### WHAT THIS TASK INVOLVES
The listing below is to be output in its exact form.

### DATASET ENTRIES
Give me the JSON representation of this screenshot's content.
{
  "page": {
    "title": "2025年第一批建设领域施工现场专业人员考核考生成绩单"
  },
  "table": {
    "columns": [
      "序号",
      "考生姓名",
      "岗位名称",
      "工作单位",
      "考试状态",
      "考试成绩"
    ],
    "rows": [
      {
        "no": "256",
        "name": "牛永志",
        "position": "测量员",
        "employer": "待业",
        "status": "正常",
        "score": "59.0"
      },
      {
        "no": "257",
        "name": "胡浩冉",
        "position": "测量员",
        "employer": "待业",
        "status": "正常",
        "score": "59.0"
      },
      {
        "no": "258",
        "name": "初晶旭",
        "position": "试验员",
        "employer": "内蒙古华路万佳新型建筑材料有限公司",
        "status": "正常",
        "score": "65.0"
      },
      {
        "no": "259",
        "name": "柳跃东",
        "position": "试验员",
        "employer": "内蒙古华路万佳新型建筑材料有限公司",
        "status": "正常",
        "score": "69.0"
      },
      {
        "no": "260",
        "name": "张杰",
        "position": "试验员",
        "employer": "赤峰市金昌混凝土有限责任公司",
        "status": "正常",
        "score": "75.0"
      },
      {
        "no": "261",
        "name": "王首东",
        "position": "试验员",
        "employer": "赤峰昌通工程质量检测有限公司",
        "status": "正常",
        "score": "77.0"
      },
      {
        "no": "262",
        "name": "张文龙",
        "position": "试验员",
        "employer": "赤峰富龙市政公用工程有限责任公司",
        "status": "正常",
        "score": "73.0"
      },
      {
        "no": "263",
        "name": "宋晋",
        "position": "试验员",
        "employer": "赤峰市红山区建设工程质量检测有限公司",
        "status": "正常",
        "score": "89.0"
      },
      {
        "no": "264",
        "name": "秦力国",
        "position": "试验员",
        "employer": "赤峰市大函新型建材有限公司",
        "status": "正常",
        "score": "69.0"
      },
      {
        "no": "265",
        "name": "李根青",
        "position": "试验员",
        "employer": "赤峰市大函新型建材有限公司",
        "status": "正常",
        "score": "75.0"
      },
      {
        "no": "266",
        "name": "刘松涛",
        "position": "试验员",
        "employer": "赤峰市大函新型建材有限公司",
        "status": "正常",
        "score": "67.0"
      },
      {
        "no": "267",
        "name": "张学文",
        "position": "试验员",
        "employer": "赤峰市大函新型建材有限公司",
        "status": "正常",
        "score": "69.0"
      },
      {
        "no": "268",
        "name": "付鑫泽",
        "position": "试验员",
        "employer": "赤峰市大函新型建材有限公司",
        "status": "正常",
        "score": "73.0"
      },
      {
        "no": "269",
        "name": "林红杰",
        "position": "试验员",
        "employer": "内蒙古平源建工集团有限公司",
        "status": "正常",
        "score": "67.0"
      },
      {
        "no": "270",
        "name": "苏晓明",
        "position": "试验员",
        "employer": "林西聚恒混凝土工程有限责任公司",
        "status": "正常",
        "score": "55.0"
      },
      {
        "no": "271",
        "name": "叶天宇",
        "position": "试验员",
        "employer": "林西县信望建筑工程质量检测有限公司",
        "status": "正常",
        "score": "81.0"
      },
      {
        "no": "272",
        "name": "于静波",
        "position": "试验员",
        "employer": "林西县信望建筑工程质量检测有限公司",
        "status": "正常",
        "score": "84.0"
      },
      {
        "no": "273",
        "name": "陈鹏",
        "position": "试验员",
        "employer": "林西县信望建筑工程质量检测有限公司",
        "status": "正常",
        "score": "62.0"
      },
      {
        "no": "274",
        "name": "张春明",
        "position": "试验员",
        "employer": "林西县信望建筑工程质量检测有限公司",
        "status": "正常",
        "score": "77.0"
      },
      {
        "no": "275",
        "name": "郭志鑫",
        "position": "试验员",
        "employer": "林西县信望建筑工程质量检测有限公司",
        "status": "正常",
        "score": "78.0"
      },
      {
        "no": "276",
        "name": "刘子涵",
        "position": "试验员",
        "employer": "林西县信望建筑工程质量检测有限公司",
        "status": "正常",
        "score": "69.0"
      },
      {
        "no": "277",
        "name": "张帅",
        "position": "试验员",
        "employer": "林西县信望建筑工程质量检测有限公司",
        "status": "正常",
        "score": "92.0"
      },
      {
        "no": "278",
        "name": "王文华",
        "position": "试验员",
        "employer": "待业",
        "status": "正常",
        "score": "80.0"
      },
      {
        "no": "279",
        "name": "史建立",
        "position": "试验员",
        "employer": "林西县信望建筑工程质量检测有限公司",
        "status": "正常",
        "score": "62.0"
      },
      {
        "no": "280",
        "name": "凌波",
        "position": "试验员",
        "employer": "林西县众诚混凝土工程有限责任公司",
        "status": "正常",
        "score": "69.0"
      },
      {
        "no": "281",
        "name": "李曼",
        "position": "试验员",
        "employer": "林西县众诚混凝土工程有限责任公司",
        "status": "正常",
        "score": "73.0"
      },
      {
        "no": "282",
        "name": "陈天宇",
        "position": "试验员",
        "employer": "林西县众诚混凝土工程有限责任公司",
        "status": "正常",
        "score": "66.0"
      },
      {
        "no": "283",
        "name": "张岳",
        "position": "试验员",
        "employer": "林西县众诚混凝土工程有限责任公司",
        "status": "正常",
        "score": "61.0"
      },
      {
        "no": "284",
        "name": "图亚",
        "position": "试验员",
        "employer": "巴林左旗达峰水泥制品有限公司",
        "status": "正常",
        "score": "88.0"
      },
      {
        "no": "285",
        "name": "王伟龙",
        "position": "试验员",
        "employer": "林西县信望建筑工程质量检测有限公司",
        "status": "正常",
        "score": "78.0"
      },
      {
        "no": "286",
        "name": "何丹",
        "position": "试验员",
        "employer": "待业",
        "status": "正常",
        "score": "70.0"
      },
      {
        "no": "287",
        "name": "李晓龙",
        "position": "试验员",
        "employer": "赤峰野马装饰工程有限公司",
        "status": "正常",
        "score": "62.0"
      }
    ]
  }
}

### CORRECT ANSWER
Give me the JSON representation of this screenshot's content.
{
  "page": {
    "title": "2025年第一批建设领域施工现场专业人员考核考生成绩单"
  },
  "table": {
    "columns": [
      "序号",
      "考生姓名",
      "岗位名称",
      "工作单位",
      "考试状态",
      "考试成绩"
    ],
    "rows": [
      {
        "no": "256",
        "name": "牛永志",
        "position": "测量员",
        "employer": "待业",
        "status": "正常",
        "score": "59.0"
      },
      {
        "no": "257",
        "name": "胡浩冉",
        "position": "测量员",
        "employer": "待业",
        "status": "正常",
        "score": "59.0"
      },
      {
        "no": "258",
        "name": "初晶旭",
        "position": "试验员",
        "employer": "内蒙古华路万佳新型建筑材料有限公司",
        "status": "正常",
        "score": "65.0"
      },
      {
        "no": "259",
        "name": "柳跃东",
        "position": "试验员",
        "employer": "内蒙古华路万佳新型建筑材料有限公司",
        "status": "正常",
        "score": "69.0"
      },
      {
        "no": "260",
        "name": "张杰",
        "position": "试验员",
        "employer": "赤峰市金昌混凝土有限责任公司",
        "status": "正常",
        "score": "75.0"
      },
      {
        "no": "261",
        "name": "王首东",
        "position": "试验员",
        "employer": "赤峰昌通工程质量检测有限公司",
        "status": "正常",
        "score": "77.0"
      },
      {
        "no": "262",
        "name": "张文龙",
        "position": "试验员",
        "employer": "赤峰富龙市政公用工程有限责任公司",
        "status": "正常",
        "score": "73.0"
      },
      {
        "no": "263",
        "name": "宋晋",
        "position": "试验员",
        "employer": "赤峰市红山区建设工程质量检测有限公司",
        "status": "正常",
        "score": "89.0"
      },
      {
        "no": "264",
        "name": "秦力国",
        "position": "试验员",
        "employer": "赤峰市大函新型建材有限公司",
        "status": "正常",
        "score": "69.0"
      },
      {
        "no": "265",
        "name": "李根青",
        "position": "试验员",
        "employer": "赤峰市大函新型建材有限公司",
        "status": "正常",
        "score": "75.0"
      },
      {
        "no": "266",
        "name": "刘松涛",
        "position": "试验员",
        "employer": "赤峰市大函新型建材有限公司",
        "status": "正常",
        "score": "67.0"
      },
      {
        "no": "267",
        "name": "张学文",
        "position": "试验员",
        "employer": "赤峰市大函新型建材有限公司",
        "status": "正常",
        "score": "69.0"
      },
      {
        "no": "268",
        "name": "付鑫泽",
        "position": "试验员",
        "employer": "赤峰市大函新型建材有限公司",
        "status": "正常",
        "score": "73.0"
      },
      {
        "no": "269",
        "name": "林红杰",
        "position": "试验员",
        "employer": "内蒙古平源建工集团有限公司",
        "status": "正常",
        "score": "67.0"
      },
      {
        "no": "270",
        "name": "苏晓明",
        "position": "试验员",
        "employer": "林西聚恒混凝土工程有限责任公司",
        "status": "正常",
        "score": "55.0"
      },
      {
        "no": "271",
        "name": "叶天宇",
        "position": "试验员",
        "employer": "林西县信望建筑工程质量检测有限公司",
        "status": "正常",
        "score": "81.0"
      },
      {
        "no": "272",
        "name": "于静波",
        "position": "试验员",
        "employer": "林西县信望建筑工程质量检测有限公司",
        "status": "正常",
        "score": "84.0"
      },
      {
        "no": "273",
        "name": "陈鹏",
        "position": "试验员",
        "employer": "林西县信望建筑工程质量检测有限公司",
        "status": "正常",
        "score": "62.0"
      },
      {
        "no": "274",
        "name": "张春明",
        "position": "试验员",
        "employer": "林西县信望建筑工程质量检测有限公司",
        "status": "正常",
        "score": "77.0"
      },
      {
        "no": "275",
        "name": "郭志鑫",
        "position": "试验员",
        "employer": "林西县信望建筑工程质量检测有限公司",
        "status": "正常",
        "score": "78.0"
      },
      {
        "no": "276",
        "name": "刘子涵",
        "position": "试验员",
        "employer": "林西县信望建筑工程质量检测有限公司",
        "status": "正常",
        "score": "69.0"
      },
      {
        "no": "277",
        "name": "张帅",
        "position": "试验员",
        "employer": "林西县信望建筑工程质量检测有限公司",
        "status": "正常",
        "score": "92.0"
      },
      {
        "no": "278",
        "name": "王文华",
        "position": "试验员",
        "employer": "待业",
        "status": "正常",
        "score": "80.0"
      },
      {
        "no": "279",
        "name": "史建立",
        "position": "试验员",
        "employer": "林西县信望建筑工程质量检测有限公司",
        "status": "正常",
        "score": "62.0"
      },
      {
        "no": "280",
        "name": "凌波",
        "position": "试验员",
        "employer": "林西县众诚混凝土工程有限责任公司",
        "status": "正常",
        "score": "69.0"
      },
      {
        "no": "281",
        "name": "李曼",
        "position": "试验员",
        "employer": "林西县众诚混凝土工程有限责任公司",
        "status": "正常",
        "score": "73.0"
      },
      {
        "no": "282",
        "name": "陈天宇",
        "position": "试验员",
        "employer": "林西县众诚混凝土工程有限责任公司",
        "status": "正常",
        "score": "66.0"
      },
      {
        "no": "283",
        "name": "张岳",
        "position": "试验员",
        "employer": "林西县众诚混凝土工程有限责任公司",
        "status": "正常",
        "score": "61.0"
      },
      {
        "no": "284",
        "name": "图亚",
        "position": "试验员",
        "employer": "巴林左旗达峰水泥制品有限公司",
        "status": "正常",
        "score": "88.0"
      },
      {
        "no": "285",
        "name": "王伟龙",
        "position": "试验员",
        "employer": "林西县信望建筑工程质量检测有限公司",
        "status": "正常",
        "score": "78.0"
      },
      {
        "no": "286",
        "name": "何丹",
        "position": "试验员",
        "employer": "待业",
        "status": "正常",
        "score": "70.0"
      },
      {
        "no": "287",
        "name": "李晓龙",
        "position": "试验员",
        "employer": "赤峰野马装饰工程有限公司",
        "status": "正常",
        "score": "62.0"
      }
    ]
  }
}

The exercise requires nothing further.